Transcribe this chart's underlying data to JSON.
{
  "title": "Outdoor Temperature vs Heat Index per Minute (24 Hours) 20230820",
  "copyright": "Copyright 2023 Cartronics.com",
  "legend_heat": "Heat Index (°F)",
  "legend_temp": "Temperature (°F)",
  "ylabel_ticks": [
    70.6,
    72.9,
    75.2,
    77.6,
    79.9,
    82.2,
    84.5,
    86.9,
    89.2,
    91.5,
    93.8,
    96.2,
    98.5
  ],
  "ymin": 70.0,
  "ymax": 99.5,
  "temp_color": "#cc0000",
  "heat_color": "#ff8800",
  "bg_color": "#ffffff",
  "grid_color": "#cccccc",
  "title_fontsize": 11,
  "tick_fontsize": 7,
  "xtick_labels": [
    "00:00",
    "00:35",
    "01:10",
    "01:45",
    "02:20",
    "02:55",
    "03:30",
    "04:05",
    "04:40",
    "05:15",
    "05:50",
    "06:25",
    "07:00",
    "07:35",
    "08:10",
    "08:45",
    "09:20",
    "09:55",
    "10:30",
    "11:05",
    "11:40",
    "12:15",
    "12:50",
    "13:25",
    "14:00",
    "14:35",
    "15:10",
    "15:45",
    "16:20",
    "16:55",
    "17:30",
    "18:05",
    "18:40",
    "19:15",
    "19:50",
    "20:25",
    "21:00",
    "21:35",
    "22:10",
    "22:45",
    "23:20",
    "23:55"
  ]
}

§ §

Your task -
Word for word, extract all the records.

Final result -
Transcribe this chart's underlying data to JSON.
{
  "title": "Outdoor Temperature vs Heat Index per Minute (24 Hours) 20230820",
  "copyright": "Copyright 2023 Cartronics.com",
  "legend_heat": "Heat Index (°F)",
  "legend_temp": "Temperature (°F)",
  "ylabel_ticks": [
    70.6,
    72.9,
    75.2,
    77.6,
    79.9,
    82.2,
    84.5,
    86.9,
    89.2,
    91.5,
    93.8,
    96.2,
    98.5
  ],
  "ymin": 70.0,
  "ymax": 99.5,
  "temp_color": "#cc0000",
  "heat_color": "#ff8800",
  "bg_color": "#ffffff",
  "grid_color": "#cccccc",
  "title_fontsize": 11,
  "tick_fontsize": 7,
  "xtick_labels": [
    "00:00",
    "00:35",
    "01:10",
    "01:45",
    "02:20",
    "02:55",
    "03:30",
    "04:05",
    "04:40",
    "05:15",
    "05:50",
    "06:25",
    "07:00",
    "07:35",
    "08:10",
    "08:45",
    "09:20",
    "09:55",
    "10:30",
    "11:05",
    "11:40",
    "12:15",
    "12:50",
    "13:25",
    "14:00",
    "14:35",
    "15:10",
    "15:45",
    "16:20",
    "16:55",
    "17:30",
    "18:05",
    "18:40",
    "19:15",
    "19:50",
    "20:25",
    "21:00",
    "21:35",
    "22:10",
    "22:45",
    "23:20",
    "23:55"
  ]
}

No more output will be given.